**What is expected**
Listed below are entries; give the number of lines among them that include "area", and only that number.

++++++++

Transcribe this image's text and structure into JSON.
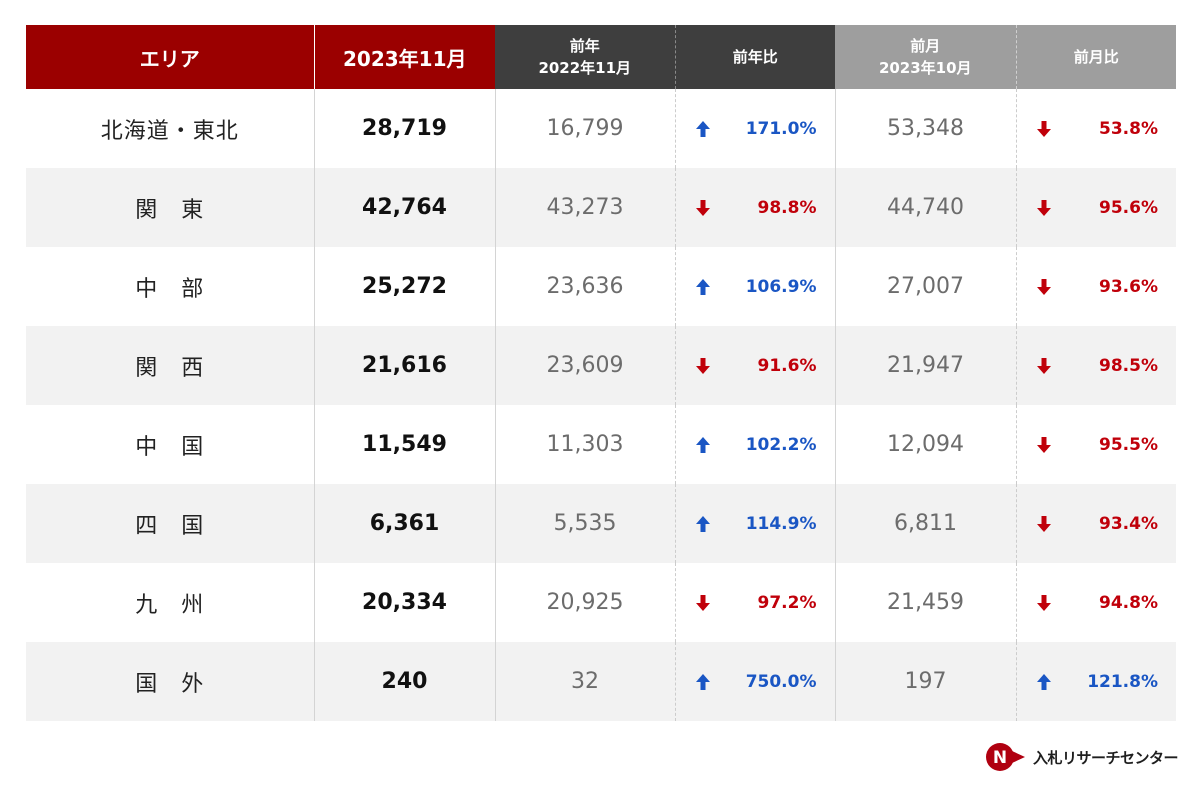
{
  "header": {
    "area": "エリア",
    "current": "2023年11月",
    "prev_year_title": "前年",
    "prev_year_sub": "2022年11月",
    "prev_year_ratio": "前年比",
    "prev_month_title": "前月",
    "prev_month_sub": "2023年10月",
    "prev_month_ratio": "前月比"
  },
  "rows": [
    {
      "area": "北海道・東北",
      "current": "28,719",
      "prev_year": "16,799",
      "py_ratio": "171.0%",
      "py_dir": "up",
      "prev_month": "53,348",
      "pm_ratio": "53.8%",
      "pm_dir": "down"
    },
    {
      "area": "関　東",
      "current": "42,764",
      "prev_year": "43,273",
      "py_ratio": "98.8%",
      "py_dir": "down",
      "prev_month": "44,740",
      "pm_ratio": "95.6%",
      "pm_dir": "down"
    },
    {
      "area": "中　部",
      "current": "25,272",
      "prev_year": "23,636",
      "py_ratio": "106.9%",
      "py_dir": "up",
      "prev_month": "27,007",
      "pm_ratio": "93.6%",
      "pm_dir": "down"
    },
    {
      "area": "関　西",
      "current": "21,616",
      "prev_year": "23,609",
      "py_ratio": "91.6%",
      "py_dir": "down",
      "prev_month": "21,947",
      "pm_ratio": "98.5%",
      "pm_dir": "down"
    },
    {
      "area": "中　国",
      "current": "11,549",
      "prev_year": "11,303",
      "py_ratio": "102.2%",
      "py_dir": "up",
      "prev_month": "12,094",
      "pm_ratio": "95.5%",
      "pm_dir": "down"
    },
    {
      "area": "四　国",
      "current": "6,361",
      "prev_year": "5,535",
      "py_ratio": "114.9%",
      "py_dir": "up",
      "prev_month": "6,811",
      "pm_ratio": "93.4%",
      "pm_dir": "down"
    },
    {
      "area": "九　州",
      "current": "20,334",
      "prev_year": "20,925",
      "py_ratio": "97.2%",
      "py_dir": "down",
      "prev_month": "21,459",
      "pm_ratio": "94.8%",
      "pm_dir": "down"
    },
    {
      "area": "国　外",
      "current": "240",
      "prev_year": "32",
      "py_ratio": "750.0%",
      "py_dir": "up",
      "prev_month": "197",
      "pm_ratio": "121.8%",
      "pm_dir": "up"
    }
  ],
  "colors": {
    "header_red": "#9b0000",
    "header_dark": "#3e3e3e",
    "header_gray": "#9e9e9e",
    "up_blue": "#1a56c4",
    "down_red": "#c0000a",
    "stripe": "#f2f2f2"
  },
  "icons": {
    "up": "arrow-up-icon",
    "down": "arrow-down-icon"
  },
  "logo": {
    "text": "入札リサーチセンター",
    "mark_letter": "N"
  }
}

++++++++

**Reply**
9